┌──
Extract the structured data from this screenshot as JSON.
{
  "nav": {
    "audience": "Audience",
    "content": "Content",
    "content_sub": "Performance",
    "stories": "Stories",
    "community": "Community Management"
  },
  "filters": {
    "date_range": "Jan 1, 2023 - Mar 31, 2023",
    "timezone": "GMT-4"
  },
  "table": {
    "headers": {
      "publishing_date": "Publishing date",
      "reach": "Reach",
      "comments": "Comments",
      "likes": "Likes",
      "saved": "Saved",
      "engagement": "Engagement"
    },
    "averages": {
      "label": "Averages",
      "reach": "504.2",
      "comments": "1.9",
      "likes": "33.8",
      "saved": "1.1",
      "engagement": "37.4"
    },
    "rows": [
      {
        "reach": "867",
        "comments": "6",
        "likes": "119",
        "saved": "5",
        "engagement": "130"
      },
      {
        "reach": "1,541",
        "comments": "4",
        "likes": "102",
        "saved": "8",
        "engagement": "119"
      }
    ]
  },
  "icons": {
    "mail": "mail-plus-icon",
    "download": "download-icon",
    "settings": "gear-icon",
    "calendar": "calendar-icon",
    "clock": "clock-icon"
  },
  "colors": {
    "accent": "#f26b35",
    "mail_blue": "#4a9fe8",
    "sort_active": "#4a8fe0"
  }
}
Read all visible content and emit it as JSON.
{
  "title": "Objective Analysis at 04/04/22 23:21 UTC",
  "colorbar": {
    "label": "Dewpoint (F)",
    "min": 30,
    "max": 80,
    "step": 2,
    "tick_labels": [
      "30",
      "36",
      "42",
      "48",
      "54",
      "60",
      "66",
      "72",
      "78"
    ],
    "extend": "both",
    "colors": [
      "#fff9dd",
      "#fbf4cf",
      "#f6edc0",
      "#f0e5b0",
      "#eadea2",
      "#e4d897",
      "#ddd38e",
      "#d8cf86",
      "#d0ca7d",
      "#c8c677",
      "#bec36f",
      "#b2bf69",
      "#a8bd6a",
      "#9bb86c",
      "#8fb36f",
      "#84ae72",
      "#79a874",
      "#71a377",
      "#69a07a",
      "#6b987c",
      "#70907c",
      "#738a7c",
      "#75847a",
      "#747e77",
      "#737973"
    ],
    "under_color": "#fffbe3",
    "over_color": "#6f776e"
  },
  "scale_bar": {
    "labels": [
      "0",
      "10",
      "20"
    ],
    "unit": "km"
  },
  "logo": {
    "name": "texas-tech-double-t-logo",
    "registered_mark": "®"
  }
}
└──
Go through the material and copy out every line with "likes" in it.

      "likes": "Likes",
      "likes": "33.8",
        "likes": "119",
        "likes": "102",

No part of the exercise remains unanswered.